## Task details
Write out the data again exactly, skipping every picture.

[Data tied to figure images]
________________________
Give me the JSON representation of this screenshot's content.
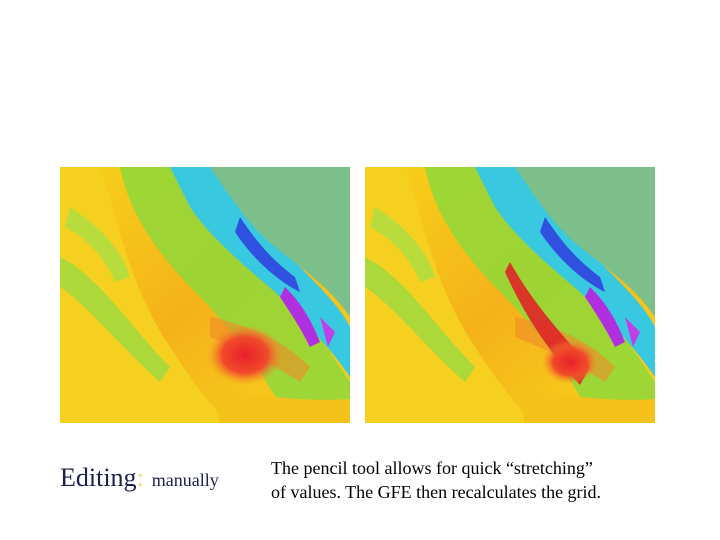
{
  "slide": {
    "heading": "Editing",
    "separator": ":",
    "subheading": "manually",
    "caption_lines": [
      "The pencil tool allows for quick “stretching”",
      "of values. The GFE then recalculates the grid."
    ]
  }
}
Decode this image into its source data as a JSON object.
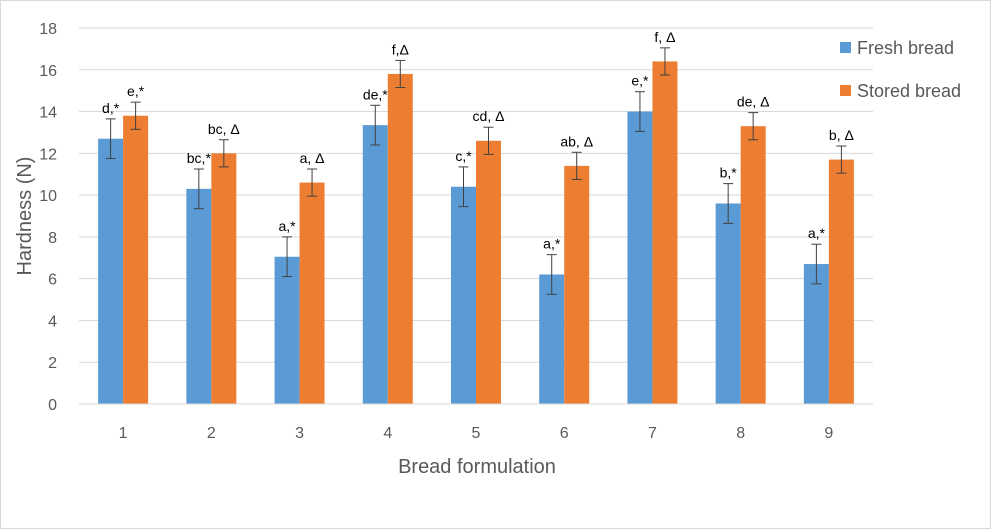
{
  "chart_data": {
    "type": "bar",
    "title": "",
    "xlabel": "Bread formulation",
    "ylabel": "Hardness (N)",
    "ylim": [
      0,
      18
    ],
    "yticks": [
      0,
      2,
      4,
      6,
      8,
      10,
      12,
      14,
      16,
      18
    ],
    "categories": [
      "1",
      "2",
      "3",
      "4",
      "5",
      "6",
      "7",
      "8",
      "9"
    ],
    "grid": true,
    "legend_position": "right",
    "series": [
      {
        "name": "Fresh bread",
        "color": "#5b9bd5",
        "values": [
          12.7,
          10.3,
          7.05,
          13.35,
          10.4,
          6.2,
          14.0,
          9.6,
          6.7
        ],
        "errors": [
          0.95,
          0.95,
          0.95,
          0.95,
          0.95,
          0.95,
          0.95,
          0.95,
          0.95
        ],
        "labels": [
          "d,*",
          "bc,*",
          "a,*",
          "de,*",
          "c,*",
          "a,*",
          "e,*",
          "b,*",
          "a,*"
        ]
      },
      {
        "name": "Stored bread",
        "color": "#ed7d31",
        "values": [
          13.8,
          12.0,
          10.6,
          15.8,
          12.6,
          11.4,
          16.4,
          13.3,
          11.7
        ],
        "errors": [
          0.65,
          0.65,
          0.65,
          0.65,
          0.65,
          0.65,
          0.65,
          0.65,
          0.65
        ],
        "labels": [
          "e,*",
          "bc, Δ",
          "a, Δ",
          "f,Δ",
          "cd, Δ",
          "ab, Δ",
          "f, Δ",
          "de, Δ",
          "b, Δ"
        ]
      }
    ]
  }
}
________________________
## Final result
Give me the JSON representation of this screenshot's content.
{
  "slide": {
    "heading": "Editing",
    "separator": ":",
    "subheading": "manually",
    "caption_lines": [
      "The pencil tool allows for quick “stretching”",
      "of values. The GFE then recalculates the grid."
    ]
  }
}
Decode this image into its source data as a JSON object.
{
  "chart_data": {
    "type": "bar",
    "title": "",
    "xlabel": "Bread formulation",
    "ylabel": "Hardness (N)",
    "ylim": [
      0,
      18
    ],
    "yticks": [
      0,
      2,
      4,
      6,
      8,
      10,
      12,
      14,
      16,
      18
    ],
    "categories": [
      "1",
      "2",
      "3",
      "4",
      "5",
      "6",
      "7",
      "8",
      "9"
    ],
    "grid": true,
    "legend_position": "right",
    "series": [
      {
        "name": "Fresh bread",
        "color": "#5b9bd5",
        "values": [
          12.7,
          10.3,
          7.05,
          13.35,
          10.4,
          6.2,
          14.0,
          9.6,
          6.7
        ],
        "errors": [
          0.95,
          0.95,
          0.95,
          0.95,
          0.95,
          0.95,
          0.95,
          0.95,
          0.95
        ],
        "labels": [
          "d,*",
          "bc,*",
          "a,*",
          "de,*",
          "c,*",
          "a,*",
          "e,*",
          "b,*",
          "a,*"
        ]
      },
      {
        "name": "Stored bread",
        "color": "#ed7d31",
        "values": [
          13.8,
          12.0,
          10.6,
          15.8,
          12.6,
          11.4,
          16.4,
          13.3,
          11.7
        ],
        "errors": [
          0.65,
          0.65,
          0.65,
          0.65,
          0.65,
          0.65,
          0.65,
          0.65,
          0.65
        ],
        "labels": [
          "e,*",
          "bc, Δ",
          "a, Δ",
          "f,Δ",
          "cd, Δ",
          "ab, Δ",
          "f, Δ",
          "de, Δ",
          "b, Δ"
        ]
      }
    ]
  }
}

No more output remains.